EXERCISE PROMPT — Without altering anything, repeat each of the records.

* Start *

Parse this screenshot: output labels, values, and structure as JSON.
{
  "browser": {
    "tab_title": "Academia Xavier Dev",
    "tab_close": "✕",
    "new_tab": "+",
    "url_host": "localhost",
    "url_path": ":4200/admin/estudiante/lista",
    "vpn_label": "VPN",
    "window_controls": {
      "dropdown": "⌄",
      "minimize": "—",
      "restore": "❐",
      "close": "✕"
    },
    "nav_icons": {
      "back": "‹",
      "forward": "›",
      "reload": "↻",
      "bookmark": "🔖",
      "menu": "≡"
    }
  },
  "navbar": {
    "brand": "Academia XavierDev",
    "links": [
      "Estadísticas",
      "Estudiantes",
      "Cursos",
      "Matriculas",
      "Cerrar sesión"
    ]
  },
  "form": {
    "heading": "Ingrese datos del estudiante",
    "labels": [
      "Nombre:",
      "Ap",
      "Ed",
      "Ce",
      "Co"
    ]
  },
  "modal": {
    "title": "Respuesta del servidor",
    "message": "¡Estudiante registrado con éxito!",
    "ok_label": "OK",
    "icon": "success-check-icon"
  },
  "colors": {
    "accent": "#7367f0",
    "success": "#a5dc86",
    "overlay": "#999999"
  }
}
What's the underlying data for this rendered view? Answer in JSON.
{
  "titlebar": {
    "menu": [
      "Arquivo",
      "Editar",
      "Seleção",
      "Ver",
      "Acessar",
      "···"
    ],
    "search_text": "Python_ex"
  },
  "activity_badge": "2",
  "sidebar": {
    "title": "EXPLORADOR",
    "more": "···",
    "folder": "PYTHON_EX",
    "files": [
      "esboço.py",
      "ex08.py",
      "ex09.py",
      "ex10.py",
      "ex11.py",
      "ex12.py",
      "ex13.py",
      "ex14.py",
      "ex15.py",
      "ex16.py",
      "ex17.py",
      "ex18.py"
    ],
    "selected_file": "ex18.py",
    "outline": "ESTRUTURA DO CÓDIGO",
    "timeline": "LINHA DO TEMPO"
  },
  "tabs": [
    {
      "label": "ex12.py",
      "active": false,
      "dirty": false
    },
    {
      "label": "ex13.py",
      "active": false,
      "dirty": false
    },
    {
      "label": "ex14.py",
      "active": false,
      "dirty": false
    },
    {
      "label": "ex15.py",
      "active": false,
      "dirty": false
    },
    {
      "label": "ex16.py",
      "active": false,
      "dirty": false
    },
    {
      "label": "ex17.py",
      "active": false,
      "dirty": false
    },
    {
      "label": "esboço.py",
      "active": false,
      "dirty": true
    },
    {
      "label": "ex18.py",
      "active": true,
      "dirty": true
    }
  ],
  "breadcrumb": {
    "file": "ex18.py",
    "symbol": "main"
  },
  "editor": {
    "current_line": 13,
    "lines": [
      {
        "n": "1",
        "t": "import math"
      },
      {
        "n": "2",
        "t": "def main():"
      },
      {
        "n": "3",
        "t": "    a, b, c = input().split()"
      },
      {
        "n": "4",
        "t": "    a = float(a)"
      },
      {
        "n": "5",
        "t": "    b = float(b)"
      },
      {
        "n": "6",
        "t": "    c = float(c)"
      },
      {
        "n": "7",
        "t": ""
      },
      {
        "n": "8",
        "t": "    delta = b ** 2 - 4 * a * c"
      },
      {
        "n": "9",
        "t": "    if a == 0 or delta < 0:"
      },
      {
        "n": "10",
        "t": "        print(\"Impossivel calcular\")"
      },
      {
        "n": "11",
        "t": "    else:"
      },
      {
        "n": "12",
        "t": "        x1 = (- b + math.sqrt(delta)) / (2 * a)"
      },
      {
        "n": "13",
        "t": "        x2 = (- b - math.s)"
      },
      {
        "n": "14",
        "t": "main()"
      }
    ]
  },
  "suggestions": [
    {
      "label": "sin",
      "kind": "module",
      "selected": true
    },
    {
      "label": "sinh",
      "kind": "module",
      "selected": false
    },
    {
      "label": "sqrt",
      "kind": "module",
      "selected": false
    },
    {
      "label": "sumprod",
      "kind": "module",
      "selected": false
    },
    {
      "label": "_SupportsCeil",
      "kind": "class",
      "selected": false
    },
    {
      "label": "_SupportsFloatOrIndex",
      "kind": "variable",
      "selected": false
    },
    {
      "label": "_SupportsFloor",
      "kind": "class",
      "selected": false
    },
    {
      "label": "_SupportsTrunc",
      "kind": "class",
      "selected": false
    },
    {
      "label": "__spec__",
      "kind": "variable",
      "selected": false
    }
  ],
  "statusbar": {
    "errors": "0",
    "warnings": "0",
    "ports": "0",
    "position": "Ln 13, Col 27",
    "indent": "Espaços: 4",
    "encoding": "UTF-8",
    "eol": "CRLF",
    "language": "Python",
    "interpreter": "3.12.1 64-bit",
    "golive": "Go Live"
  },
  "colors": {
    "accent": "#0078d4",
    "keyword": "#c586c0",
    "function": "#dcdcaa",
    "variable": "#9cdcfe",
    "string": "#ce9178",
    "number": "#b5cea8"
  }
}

* End *

FULL OUTPUT —
Parse this screenshot: output labels, values, and structure as JSON.
{
  "browser": {
    "tab_title": "Academia Xavier Dev",
    "tab_close": "✕",
    "new_tab": "+",
    "url_host": "localhost",
    "url_path": ":4200/admin/estudiante/lista",
    "vpn_label": "VPN",
    "window_controls": {
      "dropdown": "⌄",
      "minimize": "—",
      "restore": "❐",
      "close": "✕"
    },
    "nav_icons": {
      "back": "‹",
      "forward": "›",
      "reload": "↻",
      "bookmark": "🔖",
      "menu": "≡"
    }
  },
  "navbar": {
    "brand": "Academia XavierDev",
    "links": [
      "Estadísticas",
      "Estudiantes",
      "Cursos",
      "Matriculas",
      "Cerrar sesión"
    ]
  },
  "form": {
    "heading": "Ingrese datos del estudiante",
    "labels": [
      "Nombre:",
      "Ap",
      "Ed",
      "Ce",
      "Co"
    ]
  },
  "modal": {
    "title": "Respuesta del servidor",
    "message": "¡Estudiante registrado con éxito!",
    "ok_label": "OK",
    "icon": "success-check-icon"
  },
  "colors": {
    "accent": "#7367f0",
    "success": "#a5dc86",
    "overlay": "#999999"
  }
}
What's the underlying data for this rendered view? Answer in JSON.
{
  "titlebar": {
    "menu": [
      "Arquivo",
      "Editar",
      "Seleção",
      "Ver",
      "Acessar",
      "···"
    ],
    "search_text": "Python_ex"
  },
  "activity_badge": "2",
  "sidebar": {
    "title": "EXPLORADOR",
    "more": "···",
    "folder": "PYTHON_EX",
    "files": [
      "esboço.py",
      "ex08.py",
      "ex09.py",
      "ex10.py",
      "ex11.py",
      "ex12.py",
      "ex13.py",
      "ex14.py",
      "ex15.py",
      "ex16.py",
      "ex17.py",
      "ex18.py"
    ],
    "selected_file": "ex18.py",
    "outline": "ESTRUTURA DO CÓDIGO",
    "timeline": "LINHA DO TEMPO"
  },
  "tabs": [
    {
      "label": "ex12.py",
      "active": false,
      "dirty": false
    },
    {
      "label": "ex13.py",
      "active": false,
      "dirty": false
    },
    {
      "label": "ex14.py",
      "active": false,
      "dirty": false
    },
    {
      "label": "ex15.py",
      "active": false,
      "dirty": false
    },
    {
      "label": "ex16.py",
      "active": false,
      "dirty": false
    },
    {
      "label": "ex17.py",
      "active": false,
      "dirty": false
    },
    {
      "label": "esboço.py",
      "active": false,
      "dirty": true
    },
    {
      "label": "ex18.py",
      "active": true,
      "dirty": true
    }
  ],
  "breadcrumb": {
    "file": "ex18.py",
    "symbol": "main"
  },
  "editor": {
    "current_line": 13,
    "lines": [
      {
        "n": "1",
        "t": "import math"
      },
      {
        "n": "2",
        "t": "def main():"
      },
      {
        "n": "3",
        "t": "    a, b, c = input().split()"
      },
      {
        "n": "4",
        "t": "    a = float(a)"
      },
      {
        "n": "5",
        "t": "    b = float(b)"
      },
      {
        "n": "6",
        "t": "    c = float(c)"
      },
      {
        "n": "7",
        "t": ""
      },
      {
        "n": "8",
        "t": "    delta = b ** 2 - 4 * a * c"
      },
      {
        "n": "9",
        "t": "    if a == 0 or delta < 0:"
      },
      {
        "n": "10",
        "t": "        print(\"Impossivel calcular\")"
      },
      {
        "n": "11",
        "t": "    else:"
      },
      {
        "n": "12",
        "t": "        x1 = (- b + math.sqrt(delta)) / (2 * a)"
      },
      {
        "n": "13",
        "t": "        x2 = (- b - math.s)"
      },
      {
        "n": "14",
        "t": "main()"
      }
    ]
  },
  "suggestions": [
    {
      "label": "sin",
      "kind": "module",
      "selected": true
    },
    {
      "label": "sinh",
      "kind": "module",
      "selected": false
    },
    {
      "label": "sqrt",
      "kind": "module",
      "selected": false
    },
    {
      "label": "sumprod",
      "kind": "module",
      "selected": false
    },
    {
      "label": "_SupportsCeil",
      "kind": "class",
      "selected": false
    },
    {
      "label": "_SupportsFloatOrIndex",
      "kind": "variable",
      "selected": false
    },
    {
      "label": "_SupportsFloor",
      "kind": "class",
      "selected": false
    },
    {
      "label": "_SupportsTrunc",
      "kind": "class",
      "selected": false
    },
    {
      "label": "__spec__",
      "kind": "variable",
      "selected": false
    }
  ],
  "statusbar": {
    "errors": "0",
    "warnings": "0",
    "ports": "0",
    "position": "Ln 13, Col 27",
    "indent": "Espaços: 4",
    "encoding": "UTF-8",
    "eol": "CRLF",
    "language": "Python",
    "interpreter": "3.12.1 64-bit",
    "golive": "Go Live"
  },
  "colors": {
    "accent": "#0078d4",
    "keyword": "#c586c0",
    "function": "#dcdcaa",
    "variable": "#9cdcfe",
    "string": "#ce9178",
    "number": "#b5cea8"
  }
}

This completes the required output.